Annotated element listings:
----
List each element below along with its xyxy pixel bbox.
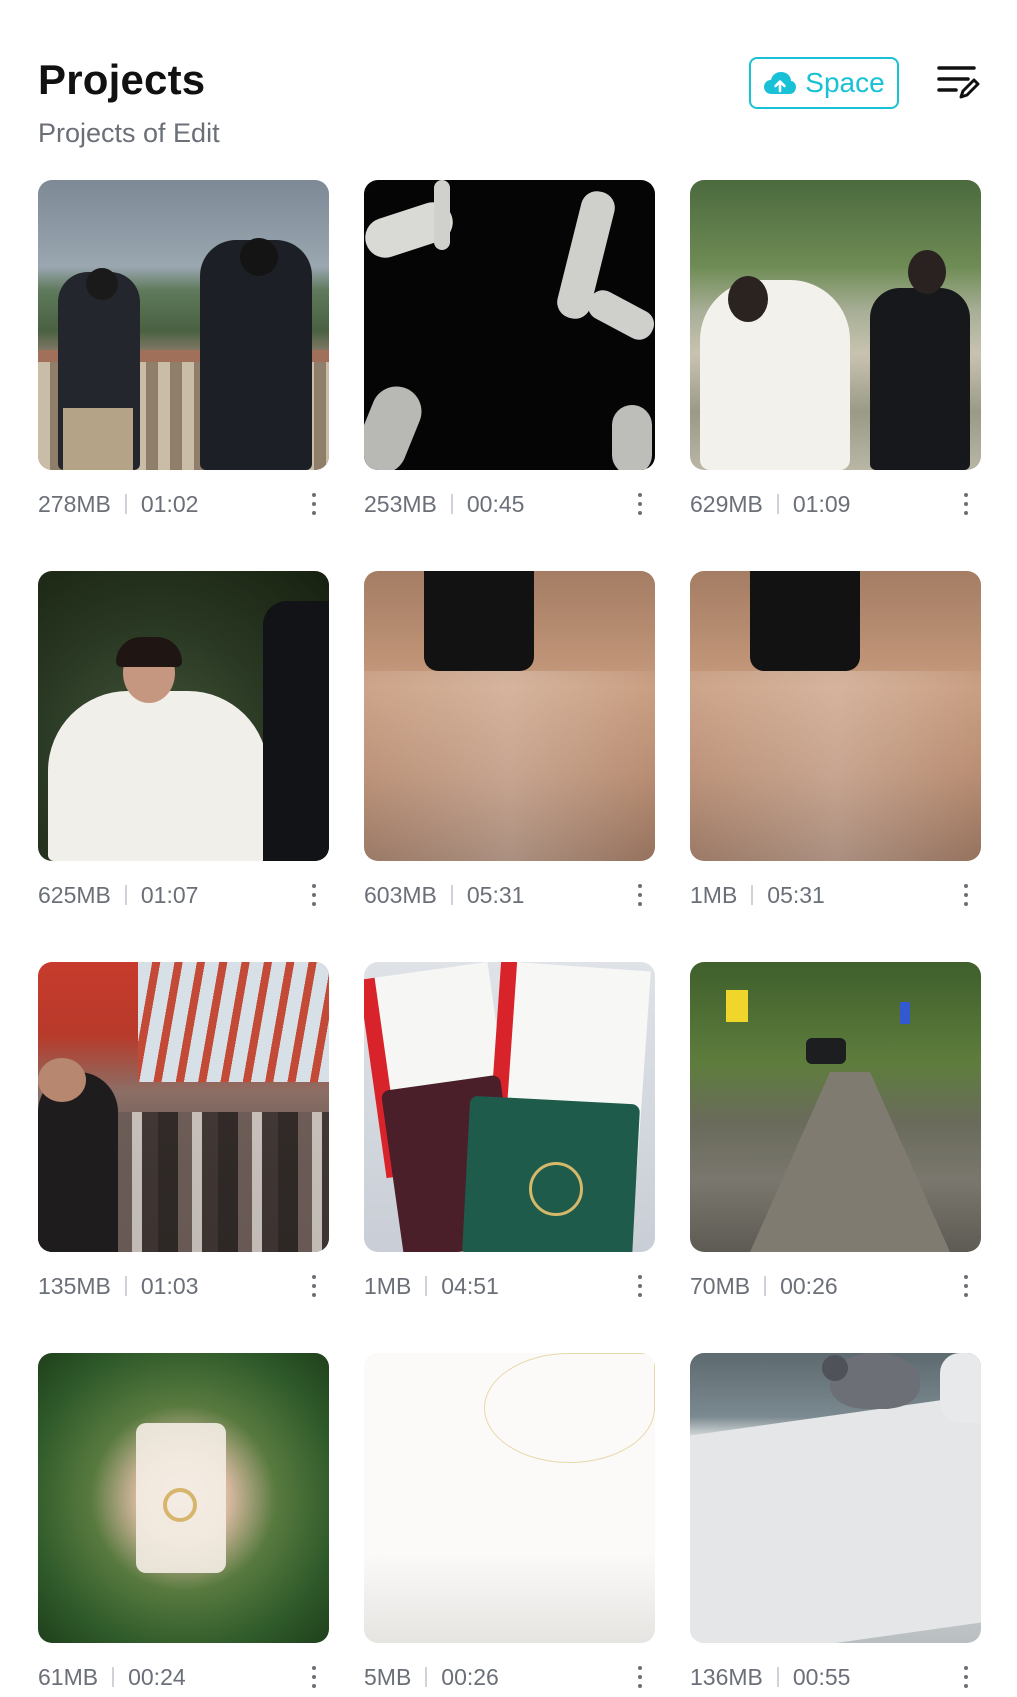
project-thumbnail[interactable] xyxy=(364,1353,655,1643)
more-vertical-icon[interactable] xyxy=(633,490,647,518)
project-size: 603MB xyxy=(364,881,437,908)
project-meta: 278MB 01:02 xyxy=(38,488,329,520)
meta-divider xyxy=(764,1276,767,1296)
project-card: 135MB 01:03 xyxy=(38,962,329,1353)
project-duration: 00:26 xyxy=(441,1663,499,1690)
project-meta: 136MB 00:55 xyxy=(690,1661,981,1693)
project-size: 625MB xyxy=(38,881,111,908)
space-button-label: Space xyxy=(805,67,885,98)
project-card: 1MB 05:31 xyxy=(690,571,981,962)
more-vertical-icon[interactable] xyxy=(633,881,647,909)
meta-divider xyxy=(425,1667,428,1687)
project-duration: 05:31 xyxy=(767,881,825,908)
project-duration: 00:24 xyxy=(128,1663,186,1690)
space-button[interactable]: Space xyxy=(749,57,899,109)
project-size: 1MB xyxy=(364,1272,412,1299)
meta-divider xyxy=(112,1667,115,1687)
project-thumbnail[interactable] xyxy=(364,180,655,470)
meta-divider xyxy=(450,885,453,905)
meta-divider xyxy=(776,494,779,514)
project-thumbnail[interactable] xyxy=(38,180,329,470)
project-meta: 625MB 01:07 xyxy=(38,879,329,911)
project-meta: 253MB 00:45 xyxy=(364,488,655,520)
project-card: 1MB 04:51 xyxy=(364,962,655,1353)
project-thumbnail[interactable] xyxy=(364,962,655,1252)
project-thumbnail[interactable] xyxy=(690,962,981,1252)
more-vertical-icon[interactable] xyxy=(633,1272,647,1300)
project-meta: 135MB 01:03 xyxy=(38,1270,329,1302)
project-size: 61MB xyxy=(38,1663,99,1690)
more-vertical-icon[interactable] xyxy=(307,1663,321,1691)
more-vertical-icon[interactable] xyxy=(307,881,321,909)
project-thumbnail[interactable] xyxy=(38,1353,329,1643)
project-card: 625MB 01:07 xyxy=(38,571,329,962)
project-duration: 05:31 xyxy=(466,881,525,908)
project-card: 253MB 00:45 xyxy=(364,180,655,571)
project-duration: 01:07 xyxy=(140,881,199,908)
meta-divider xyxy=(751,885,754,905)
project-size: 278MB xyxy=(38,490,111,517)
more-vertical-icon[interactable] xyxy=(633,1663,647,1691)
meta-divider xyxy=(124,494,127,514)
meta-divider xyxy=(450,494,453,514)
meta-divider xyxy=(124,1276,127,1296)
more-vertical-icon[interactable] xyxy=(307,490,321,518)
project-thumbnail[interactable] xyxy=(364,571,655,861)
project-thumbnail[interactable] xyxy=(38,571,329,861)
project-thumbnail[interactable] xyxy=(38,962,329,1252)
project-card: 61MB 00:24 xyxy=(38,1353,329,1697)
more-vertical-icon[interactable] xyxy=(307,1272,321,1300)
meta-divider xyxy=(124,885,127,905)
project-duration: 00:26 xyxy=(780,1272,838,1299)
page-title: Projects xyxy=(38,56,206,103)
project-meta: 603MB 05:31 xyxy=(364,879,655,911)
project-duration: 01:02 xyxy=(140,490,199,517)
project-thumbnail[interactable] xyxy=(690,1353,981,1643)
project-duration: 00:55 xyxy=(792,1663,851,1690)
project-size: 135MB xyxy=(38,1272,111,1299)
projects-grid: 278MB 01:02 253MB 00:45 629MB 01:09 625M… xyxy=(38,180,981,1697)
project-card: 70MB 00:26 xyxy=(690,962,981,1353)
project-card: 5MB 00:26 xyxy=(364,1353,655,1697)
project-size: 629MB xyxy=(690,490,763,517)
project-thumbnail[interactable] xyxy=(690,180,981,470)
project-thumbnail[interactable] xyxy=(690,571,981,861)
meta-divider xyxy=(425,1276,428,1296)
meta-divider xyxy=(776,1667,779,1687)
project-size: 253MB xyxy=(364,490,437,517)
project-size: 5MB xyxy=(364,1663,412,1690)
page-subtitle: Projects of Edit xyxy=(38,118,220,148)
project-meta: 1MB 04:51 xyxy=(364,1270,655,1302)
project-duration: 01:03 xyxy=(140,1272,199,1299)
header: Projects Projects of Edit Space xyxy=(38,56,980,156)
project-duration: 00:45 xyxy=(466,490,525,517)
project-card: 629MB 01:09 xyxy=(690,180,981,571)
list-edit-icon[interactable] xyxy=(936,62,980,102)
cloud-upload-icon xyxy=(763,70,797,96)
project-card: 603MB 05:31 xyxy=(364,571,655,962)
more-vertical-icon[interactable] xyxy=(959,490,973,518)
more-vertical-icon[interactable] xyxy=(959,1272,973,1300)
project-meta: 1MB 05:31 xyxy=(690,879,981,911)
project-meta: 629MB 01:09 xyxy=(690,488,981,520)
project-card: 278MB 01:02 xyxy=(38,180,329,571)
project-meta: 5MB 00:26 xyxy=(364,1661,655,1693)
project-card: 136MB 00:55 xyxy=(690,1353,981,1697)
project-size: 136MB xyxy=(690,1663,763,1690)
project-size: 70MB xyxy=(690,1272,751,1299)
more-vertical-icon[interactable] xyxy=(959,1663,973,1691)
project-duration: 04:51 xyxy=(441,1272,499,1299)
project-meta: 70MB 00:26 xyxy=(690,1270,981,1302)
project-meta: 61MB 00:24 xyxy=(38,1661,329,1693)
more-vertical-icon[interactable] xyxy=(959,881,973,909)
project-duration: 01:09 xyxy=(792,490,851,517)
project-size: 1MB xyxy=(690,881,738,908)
----
→ EXERCISE BRIEF:
Gather every line of the material above that contains the string "button".

→ IN RESPONSE:
space-button-label: Space xyxy=(805,67,885,98)
space-button[interactable]: Space xyxy=(749,57,899,109)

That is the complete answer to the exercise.